■ Exercise materials ■
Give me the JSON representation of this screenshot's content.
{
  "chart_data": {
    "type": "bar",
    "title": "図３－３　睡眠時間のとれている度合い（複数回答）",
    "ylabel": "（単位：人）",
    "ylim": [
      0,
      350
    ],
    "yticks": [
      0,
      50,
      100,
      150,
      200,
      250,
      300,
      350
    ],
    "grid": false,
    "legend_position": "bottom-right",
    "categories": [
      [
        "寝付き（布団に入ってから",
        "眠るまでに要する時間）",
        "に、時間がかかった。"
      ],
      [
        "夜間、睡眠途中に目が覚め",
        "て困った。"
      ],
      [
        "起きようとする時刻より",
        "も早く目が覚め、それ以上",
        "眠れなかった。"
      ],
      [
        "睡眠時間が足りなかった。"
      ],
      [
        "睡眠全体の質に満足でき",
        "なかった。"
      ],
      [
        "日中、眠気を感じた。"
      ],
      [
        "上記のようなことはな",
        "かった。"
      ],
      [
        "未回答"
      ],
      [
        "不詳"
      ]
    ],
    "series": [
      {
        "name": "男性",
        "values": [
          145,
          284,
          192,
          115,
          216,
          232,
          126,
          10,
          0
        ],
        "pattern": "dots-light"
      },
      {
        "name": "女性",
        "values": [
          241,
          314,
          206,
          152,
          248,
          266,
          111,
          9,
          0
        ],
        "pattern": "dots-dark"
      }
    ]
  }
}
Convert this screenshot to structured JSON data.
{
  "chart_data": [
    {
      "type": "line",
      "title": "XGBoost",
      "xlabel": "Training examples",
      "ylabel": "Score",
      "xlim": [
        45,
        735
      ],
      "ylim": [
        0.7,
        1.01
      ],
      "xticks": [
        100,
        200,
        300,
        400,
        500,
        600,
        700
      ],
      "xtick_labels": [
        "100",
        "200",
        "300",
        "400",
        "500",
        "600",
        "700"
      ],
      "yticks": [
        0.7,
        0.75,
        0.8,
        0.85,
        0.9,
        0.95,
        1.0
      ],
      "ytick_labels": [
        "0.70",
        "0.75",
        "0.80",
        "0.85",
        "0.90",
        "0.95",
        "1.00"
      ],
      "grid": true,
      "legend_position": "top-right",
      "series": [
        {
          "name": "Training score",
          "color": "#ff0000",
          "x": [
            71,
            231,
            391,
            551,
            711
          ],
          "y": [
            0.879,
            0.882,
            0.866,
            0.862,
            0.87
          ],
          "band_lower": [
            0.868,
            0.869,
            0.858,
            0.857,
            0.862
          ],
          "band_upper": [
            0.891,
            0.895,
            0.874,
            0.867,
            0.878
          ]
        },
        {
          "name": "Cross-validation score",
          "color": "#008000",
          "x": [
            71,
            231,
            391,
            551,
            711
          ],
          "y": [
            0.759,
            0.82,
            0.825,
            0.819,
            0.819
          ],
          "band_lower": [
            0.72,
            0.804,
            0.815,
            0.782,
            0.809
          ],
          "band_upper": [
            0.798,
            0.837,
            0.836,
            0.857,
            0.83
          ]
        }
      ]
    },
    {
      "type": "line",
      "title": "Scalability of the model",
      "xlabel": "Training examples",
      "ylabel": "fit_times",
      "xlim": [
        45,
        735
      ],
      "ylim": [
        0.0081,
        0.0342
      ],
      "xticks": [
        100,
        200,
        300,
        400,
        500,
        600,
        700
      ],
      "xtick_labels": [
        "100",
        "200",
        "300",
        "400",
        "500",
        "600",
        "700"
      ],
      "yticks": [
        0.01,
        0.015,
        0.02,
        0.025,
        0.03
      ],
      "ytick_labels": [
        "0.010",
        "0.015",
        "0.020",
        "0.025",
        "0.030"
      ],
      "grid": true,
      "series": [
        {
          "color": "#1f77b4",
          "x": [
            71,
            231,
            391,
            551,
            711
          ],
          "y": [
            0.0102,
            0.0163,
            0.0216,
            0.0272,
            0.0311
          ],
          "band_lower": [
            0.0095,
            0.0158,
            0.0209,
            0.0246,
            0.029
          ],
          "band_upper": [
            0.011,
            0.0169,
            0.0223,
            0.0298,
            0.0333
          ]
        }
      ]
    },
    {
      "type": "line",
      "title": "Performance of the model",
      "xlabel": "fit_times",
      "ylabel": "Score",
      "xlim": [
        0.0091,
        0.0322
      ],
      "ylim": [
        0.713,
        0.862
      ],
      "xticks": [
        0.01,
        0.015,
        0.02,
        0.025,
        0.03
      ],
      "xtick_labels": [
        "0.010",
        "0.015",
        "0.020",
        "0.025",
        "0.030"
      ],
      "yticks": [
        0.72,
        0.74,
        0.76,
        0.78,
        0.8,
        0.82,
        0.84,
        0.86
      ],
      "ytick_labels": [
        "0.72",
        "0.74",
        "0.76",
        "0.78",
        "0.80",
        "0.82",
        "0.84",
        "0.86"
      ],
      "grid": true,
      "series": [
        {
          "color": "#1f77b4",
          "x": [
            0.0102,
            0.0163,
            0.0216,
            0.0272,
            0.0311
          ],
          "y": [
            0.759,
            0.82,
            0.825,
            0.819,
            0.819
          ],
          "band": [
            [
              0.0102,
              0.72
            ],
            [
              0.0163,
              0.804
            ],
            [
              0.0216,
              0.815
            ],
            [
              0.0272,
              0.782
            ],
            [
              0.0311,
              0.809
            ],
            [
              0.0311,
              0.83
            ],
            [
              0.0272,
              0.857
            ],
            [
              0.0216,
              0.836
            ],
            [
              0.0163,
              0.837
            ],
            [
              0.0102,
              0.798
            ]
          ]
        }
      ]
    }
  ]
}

■ Task goal ■
Copy the records above exactly as they appear.

■ Task output ■
Give me the JSON representation of this screenshot's content.
{
  "chart_data": {
    "type": "bar",
    "title": "図３－３　睡眠時間のとれている度合い（複数回答）",
    "ylabel": "（単位：人）",
    "ylim": [
      0,
      350
    ],
    "yticks": [
      0,
      50,
      100,
      150,
      200,
      250,
      300,
      350
    ],
    "grid": false,
    "legend_position": "bottom-right",
    "categories": [
      [
        "寝付き（布団に入ってから",
        "眠るまでに要する時間）",
        "に、時間がかかった。"
      ],
      [
        "夜間、睡眠途中に目が覚め",
        "て困った。"
      ],
      [
        "起きようとする時刻より",
        "も早く目が覚め、それ以上",
        "眠れなかった。"
      ],
      [
        "睡眠時間が足りなかった。"
      ],
      [
        "睡眠全体の質に満足でき",
        "なかった。"
      ],
      [
        "日中、眠気を感じた。"
      ],
      [
        "上記のようなことはな",
        "かった。"
      ],
      [
        "未回答"
      ],
      [
        "不詳"
      ]
    ],
    "series": [
      {
        "name": "男性",
        "values": [
          145,
          284,
          192,
          115,
          216,
          232,
          126,
          10,
          0
        ],
        "pattern": "dots-light"
      },
      {
        "name": "女性",
        "values": [
          241,
          314,
          206,
          152,
          248,
          266,
          111,
          9,
          0
        ],
        "pattern": "dots-dark"
      }
    ]
  }
}
Convert this screenshot to structured JSON data.
{
  "chart_data": [
    {
      "type": "line",
      "title": "XGBoost",
      "xlabel": "Training examples",
      "ylabel": "Score",
      "xlim": [
        45,
        735
      ],
      "ylim": [
        0.7,
        1.01
      ],
      "xticks": [
        100,
        200,
        300,
        400,
        500,
        600,
        700
      ],
      "xtick_labels": [
        "100",
        "200",
        "300",
        "400",
        "500",
        "600",
        "700"
      ],
      "yticks": [
        0.7,
        0.75,
        0.8,
        0.85,
        0.9,
        0.95,
        1.0
      ],
      "ytick_labels": [
        "0.70",
        "0.75",
        "0.80",
        "0.85",
        "0.90",
        "0.95",
        "1.00"
      ],
      "grid": true,
      "legend_position": "top-right",
      "series": [
        {
          "name": "Training score",
          "color": "#ff0000",
          "x": [
            71,
            231,
            391,
            551,
            711
          ],
          "y": [
            0.879,
            0.882,
            0.866,
            0.862,
            0.87
          ],
          "band_lower": [
            0.868,
            0.869,
            0.858,
            0.857,
            0.862
          ],
          "band_upper": [
            0.891,
            0.895,
            0.874,
            0.867,
            0.878
          ]
        },
        {
          "name": "Cross-validation score",
          "color": "#008000",
          "x": [
            71,
            231,
            391,
            551,
            711
          ],
          "y": [
            0.759,
            0.82,
            0.825,
            0.819,
            0.819
          ],
          "band_lower": [
            0.72,
            0.804,
            0.815,
            0.782,
            0.809
          ],
          "band_upper": [
            0.798,
            0.837,
            0.836,
            0.857,
            0.83
          ]
        }
      ]
    },
    {
      "type": "line",
      "title": "Scalability of the model",
      "xlabel": "Training examples",
      "ylabel": "fit_times",
      "xlim": [
        45,
        735
      ],
      "ylim": [
        0.0081,
        0.0342
      ],
      "xticks": [
        100,
        200,
        300,
        400,
        500,
        600,
        700
      ],
      "xtick_labels": [
        "100",
        "200",
        "300",
        "400",
        "500",
        "600",
        "700"
      ],
      "yticks": [
        0.01,
        0.015,
        0.02,
        0.025,
        0.03
      ],
      "ytick_labels": [
        "0.010",
        "0.015",
        "0.020",
        "0.025",
        "0.030"
      ],
      "grid": true,
      "series": [
        {
          "color": "#1f77b4",
          "x": [
            71,
            231,
            391,
            551,
            711
          ],
          "y": [
            0.0102,
            0.0163,
            0.0216,
            0.0272,
            0.0311
          ],
          "band_lower": [
            0.0095,
            0.0158,
            0.0209,
            0.0246,
            0.029
          ],
          "band_upper": [
            0.011,
            0.0169,
            0.0223,
            0.0298,
            0.0333
          ]
        }
      ]
    },
    {
      "type": "line",
      "title": "Performance of the model",
      "xlabel": "fit_times",
      "ylabel": "Score",
      "xlim": [
        0.0091,
        0.0322
      ],
      "ylim": [
        0.713,
        0.862
      ],
      "xticks": [
        0.01,
        0.015,
        0.02,
        0.025,
        0.03
      ],
      "xtick_labels": [
        "0.010",
        "0.015",
        "0.020",
        "0.025",
        "0.030"
      ],
      "yticks": [
        0.72,
        0.74,
        0.76,
        0.78,
        0.8,
        0.82,
        0.84,
        0.86
      ],
      "ytick_labels": [
        "0.72",
        "0.74",
        "0.76",
        "0.78",
        "0.80",
        "0.82",
        "0.84",
        "0.86"
      ],
      "grid": true,
      "series": [
        {
          "color": "#1f77b4",
          "x": [
            0.0102,
            0.0163,
            0.0216,
            0.0272,
            0.0311
          ],
          "y": [
            0.759,
            0.82,
            0.825,
            0.819,
            0.819
          ],
          "band": [
            [
              0.0102,
              0.72
            ],
            [
              0.0163,
              0.804
            ],
            [
              0.0216,
              0.815
            ],
            [
              0.0272,
              0.782
            ],
            [
              0.0311,
              0.809
            ],
            [
              0.0311,
              0.83
            ],
            [
              0.0272,
              0.857
            ],
            [
              0.0216,
              0.836
            ],
            [
              0.0163,
              0.837
            ],
            [
              0.0102,
              0.798
            ]
          ]
        }
      ]
    }
  ]
}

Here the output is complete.